Write out the rows below word for word, starting at the first row and stopping after the line that contains "clipboard-icon bbox=[38, 203, 58, 223]". Include both of those lines.

DATA SECTION:
■ ■ ■

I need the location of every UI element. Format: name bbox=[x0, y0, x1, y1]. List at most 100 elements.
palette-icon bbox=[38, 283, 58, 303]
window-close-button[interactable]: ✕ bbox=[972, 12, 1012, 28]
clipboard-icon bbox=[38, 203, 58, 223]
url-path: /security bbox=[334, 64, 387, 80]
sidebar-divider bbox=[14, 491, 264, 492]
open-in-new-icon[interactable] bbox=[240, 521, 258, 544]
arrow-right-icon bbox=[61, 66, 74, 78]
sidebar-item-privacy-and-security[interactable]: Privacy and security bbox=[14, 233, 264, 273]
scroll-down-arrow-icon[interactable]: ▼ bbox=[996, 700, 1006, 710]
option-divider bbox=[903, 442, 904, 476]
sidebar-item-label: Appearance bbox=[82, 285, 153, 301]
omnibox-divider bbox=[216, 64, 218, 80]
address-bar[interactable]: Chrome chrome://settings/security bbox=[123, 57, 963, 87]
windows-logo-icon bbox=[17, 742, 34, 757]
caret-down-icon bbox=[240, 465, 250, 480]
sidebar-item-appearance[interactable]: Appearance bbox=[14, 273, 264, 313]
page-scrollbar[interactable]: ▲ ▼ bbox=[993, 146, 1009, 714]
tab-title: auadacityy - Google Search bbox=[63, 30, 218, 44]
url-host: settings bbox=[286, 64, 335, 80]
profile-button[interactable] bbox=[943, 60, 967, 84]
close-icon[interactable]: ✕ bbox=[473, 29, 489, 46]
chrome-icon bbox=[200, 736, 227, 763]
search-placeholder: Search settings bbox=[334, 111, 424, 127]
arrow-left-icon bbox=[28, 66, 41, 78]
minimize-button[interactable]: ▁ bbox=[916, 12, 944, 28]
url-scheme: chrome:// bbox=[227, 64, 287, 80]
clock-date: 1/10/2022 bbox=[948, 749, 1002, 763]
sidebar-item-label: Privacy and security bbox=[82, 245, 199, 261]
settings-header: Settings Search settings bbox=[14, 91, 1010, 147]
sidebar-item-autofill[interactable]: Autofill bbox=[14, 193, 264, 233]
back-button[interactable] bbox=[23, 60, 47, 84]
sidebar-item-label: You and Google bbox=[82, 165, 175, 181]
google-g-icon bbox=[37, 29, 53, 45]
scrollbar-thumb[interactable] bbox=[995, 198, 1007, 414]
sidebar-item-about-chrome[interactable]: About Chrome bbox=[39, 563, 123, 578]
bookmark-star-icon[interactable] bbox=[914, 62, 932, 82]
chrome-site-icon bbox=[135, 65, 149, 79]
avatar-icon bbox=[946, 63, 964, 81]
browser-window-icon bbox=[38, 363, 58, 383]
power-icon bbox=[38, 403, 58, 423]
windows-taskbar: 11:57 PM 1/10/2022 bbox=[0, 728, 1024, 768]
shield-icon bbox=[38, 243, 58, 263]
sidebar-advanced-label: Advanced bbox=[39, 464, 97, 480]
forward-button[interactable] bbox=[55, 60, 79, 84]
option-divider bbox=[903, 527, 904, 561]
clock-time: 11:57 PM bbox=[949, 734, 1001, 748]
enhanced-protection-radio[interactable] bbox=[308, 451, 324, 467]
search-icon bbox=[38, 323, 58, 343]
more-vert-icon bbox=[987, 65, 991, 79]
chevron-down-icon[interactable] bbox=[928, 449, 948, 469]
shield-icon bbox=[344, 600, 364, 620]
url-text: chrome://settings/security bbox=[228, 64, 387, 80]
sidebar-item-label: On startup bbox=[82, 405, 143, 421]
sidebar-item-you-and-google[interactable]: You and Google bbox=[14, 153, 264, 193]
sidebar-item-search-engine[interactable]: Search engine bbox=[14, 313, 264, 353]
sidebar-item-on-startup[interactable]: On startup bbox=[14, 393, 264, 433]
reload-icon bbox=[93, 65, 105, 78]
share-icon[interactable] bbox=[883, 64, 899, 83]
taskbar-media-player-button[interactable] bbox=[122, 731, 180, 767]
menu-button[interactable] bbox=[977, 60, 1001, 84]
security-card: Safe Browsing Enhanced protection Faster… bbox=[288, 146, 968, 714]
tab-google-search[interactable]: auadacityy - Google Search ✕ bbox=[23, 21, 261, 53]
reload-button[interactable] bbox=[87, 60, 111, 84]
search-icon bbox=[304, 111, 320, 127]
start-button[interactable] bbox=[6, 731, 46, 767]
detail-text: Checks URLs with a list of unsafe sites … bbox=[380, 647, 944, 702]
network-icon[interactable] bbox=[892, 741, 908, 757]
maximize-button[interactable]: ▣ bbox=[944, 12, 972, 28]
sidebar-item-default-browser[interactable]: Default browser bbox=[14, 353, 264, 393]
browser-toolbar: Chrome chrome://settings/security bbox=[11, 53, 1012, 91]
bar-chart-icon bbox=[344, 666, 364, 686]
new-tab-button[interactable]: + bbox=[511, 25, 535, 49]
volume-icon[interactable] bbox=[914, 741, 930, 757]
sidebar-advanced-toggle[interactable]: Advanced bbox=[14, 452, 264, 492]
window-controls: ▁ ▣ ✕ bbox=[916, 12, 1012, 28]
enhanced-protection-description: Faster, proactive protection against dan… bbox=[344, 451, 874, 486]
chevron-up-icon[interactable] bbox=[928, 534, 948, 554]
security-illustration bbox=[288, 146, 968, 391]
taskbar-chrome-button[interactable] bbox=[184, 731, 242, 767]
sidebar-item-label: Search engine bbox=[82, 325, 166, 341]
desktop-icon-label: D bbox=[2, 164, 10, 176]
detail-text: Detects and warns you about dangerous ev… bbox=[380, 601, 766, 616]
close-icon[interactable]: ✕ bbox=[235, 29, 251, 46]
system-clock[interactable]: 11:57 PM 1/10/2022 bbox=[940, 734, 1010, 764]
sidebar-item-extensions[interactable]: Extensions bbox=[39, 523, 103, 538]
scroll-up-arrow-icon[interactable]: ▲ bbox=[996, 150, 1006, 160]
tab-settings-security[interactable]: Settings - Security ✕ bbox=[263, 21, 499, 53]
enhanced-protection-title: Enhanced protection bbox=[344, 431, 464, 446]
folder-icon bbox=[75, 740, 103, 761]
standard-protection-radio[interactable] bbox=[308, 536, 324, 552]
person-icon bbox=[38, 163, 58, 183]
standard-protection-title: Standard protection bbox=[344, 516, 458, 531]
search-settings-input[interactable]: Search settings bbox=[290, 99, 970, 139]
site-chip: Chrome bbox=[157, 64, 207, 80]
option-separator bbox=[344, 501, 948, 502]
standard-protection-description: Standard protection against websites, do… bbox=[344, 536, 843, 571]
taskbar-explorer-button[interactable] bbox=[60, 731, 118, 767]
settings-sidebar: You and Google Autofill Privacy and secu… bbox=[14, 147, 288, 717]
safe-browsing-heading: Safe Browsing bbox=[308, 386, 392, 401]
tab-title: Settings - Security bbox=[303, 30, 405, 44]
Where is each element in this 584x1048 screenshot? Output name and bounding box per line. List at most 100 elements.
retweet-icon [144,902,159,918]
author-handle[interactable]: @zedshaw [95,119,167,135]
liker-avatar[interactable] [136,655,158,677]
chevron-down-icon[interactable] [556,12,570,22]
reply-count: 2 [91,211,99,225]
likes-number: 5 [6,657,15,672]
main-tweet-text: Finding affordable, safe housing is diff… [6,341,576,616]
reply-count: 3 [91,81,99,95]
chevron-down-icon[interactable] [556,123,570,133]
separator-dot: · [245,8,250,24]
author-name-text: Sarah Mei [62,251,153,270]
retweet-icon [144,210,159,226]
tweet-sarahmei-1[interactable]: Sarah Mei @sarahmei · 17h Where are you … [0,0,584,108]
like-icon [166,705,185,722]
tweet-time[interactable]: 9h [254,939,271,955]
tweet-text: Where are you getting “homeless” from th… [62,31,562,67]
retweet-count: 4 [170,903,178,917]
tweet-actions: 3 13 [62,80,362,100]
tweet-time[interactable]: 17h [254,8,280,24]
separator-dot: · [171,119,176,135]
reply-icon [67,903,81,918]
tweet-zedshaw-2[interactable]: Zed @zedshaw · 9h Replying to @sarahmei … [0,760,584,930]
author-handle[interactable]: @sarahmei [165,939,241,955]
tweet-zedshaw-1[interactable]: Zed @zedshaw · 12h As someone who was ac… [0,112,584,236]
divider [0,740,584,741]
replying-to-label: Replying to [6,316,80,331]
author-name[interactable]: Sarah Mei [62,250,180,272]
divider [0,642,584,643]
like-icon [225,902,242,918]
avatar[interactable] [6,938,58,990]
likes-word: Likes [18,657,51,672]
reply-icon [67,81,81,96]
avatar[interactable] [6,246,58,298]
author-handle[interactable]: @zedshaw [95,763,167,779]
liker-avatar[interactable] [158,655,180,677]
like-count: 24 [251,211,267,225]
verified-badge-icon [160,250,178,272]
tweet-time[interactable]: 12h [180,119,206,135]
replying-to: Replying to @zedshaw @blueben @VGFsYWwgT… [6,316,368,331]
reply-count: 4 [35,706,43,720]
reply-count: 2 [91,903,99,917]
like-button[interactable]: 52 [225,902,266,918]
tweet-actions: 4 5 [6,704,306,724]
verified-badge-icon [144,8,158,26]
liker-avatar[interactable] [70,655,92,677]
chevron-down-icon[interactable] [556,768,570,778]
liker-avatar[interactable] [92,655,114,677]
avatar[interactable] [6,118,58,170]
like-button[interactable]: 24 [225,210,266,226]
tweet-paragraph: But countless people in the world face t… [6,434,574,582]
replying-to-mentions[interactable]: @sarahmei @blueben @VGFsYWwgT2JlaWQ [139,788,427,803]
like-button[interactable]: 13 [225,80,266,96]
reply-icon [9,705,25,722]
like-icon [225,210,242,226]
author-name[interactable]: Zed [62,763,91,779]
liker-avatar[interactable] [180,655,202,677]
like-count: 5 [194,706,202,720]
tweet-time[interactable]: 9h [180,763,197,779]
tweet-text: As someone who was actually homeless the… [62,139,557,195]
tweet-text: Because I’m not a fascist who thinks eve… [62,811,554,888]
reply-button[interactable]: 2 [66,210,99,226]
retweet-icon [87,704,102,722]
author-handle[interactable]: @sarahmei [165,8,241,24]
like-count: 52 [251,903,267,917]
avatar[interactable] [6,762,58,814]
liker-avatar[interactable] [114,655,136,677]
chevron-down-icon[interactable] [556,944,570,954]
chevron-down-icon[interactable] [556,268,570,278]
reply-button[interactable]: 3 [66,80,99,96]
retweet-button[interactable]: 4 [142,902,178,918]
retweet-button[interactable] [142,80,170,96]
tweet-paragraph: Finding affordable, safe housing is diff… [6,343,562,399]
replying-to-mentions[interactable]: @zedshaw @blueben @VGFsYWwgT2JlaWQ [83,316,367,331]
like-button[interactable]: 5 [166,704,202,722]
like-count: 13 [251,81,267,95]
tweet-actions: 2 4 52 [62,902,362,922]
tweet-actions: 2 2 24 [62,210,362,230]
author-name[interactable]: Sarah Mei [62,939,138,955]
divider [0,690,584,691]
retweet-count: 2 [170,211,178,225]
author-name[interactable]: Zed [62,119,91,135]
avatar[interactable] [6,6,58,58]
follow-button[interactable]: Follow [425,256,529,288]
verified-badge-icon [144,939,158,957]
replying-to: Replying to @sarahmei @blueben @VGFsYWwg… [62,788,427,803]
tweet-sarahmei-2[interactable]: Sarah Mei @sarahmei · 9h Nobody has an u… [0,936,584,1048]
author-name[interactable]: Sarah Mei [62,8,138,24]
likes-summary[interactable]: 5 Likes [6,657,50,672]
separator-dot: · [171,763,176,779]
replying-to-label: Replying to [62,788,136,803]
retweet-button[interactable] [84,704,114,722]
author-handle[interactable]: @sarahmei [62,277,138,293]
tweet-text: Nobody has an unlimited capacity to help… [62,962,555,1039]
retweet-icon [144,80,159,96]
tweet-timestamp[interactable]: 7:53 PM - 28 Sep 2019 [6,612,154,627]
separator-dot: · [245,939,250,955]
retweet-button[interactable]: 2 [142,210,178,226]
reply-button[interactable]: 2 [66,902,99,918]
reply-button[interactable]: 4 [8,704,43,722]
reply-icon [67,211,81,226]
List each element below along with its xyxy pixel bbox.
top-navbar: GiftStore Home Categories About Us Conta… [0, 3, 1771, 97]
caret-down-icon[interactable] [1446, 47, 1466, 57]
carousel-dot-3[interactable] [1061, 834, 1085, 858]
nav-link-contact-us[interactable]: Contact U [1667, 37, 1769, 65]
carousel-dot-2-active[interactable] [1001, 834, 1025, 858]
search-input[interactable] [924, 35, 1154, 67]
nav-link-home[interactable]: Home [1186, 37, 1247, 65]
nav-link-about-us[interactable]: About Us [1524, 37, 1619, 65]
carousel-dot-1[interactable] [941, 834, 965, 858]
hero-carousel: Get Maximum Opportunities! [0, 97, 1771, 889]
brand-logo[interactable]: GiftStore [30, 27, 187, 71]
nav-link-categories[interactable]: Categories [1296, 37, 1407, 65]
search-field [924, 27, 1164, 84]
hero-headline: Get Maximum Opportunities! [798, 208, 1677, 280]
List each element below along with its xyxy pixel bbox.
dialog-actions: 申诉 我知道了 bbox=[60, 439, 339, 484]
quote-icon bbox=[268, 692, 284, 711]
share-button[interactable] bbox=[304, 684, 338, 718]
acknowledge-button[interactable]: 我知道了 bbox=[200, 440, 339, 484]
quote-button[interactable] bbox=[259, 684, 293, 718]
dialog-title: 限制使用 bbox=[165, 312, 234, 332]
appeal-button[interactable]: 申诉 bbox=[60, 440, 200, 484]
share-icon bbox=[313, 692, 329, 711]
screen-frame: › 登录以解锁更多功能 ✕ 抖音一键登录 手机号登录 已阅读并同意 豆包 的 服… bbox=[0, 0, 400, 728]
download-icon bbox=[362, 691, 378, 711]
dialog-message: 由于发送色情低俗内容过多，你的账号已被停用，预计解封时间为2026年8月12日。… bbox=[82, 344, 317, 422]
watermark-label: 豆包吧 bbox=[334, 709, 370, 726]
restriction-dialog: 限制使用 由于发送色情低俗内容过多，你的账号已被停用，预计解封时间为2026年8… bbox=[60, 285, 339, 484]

■ ■ ■

EXERCISE ANSWER:
I need the location of every UI element. Format: name bbox=[x0, y0, x1, y1]. List at most 100 elements.
palette-icon bbox=[38, 283, 58, 303]
window-close-button[interactable]: ✕ bbox=[972, 12, 1012, 28]
clipboard-icon bbox=[38, 203, 58, 223]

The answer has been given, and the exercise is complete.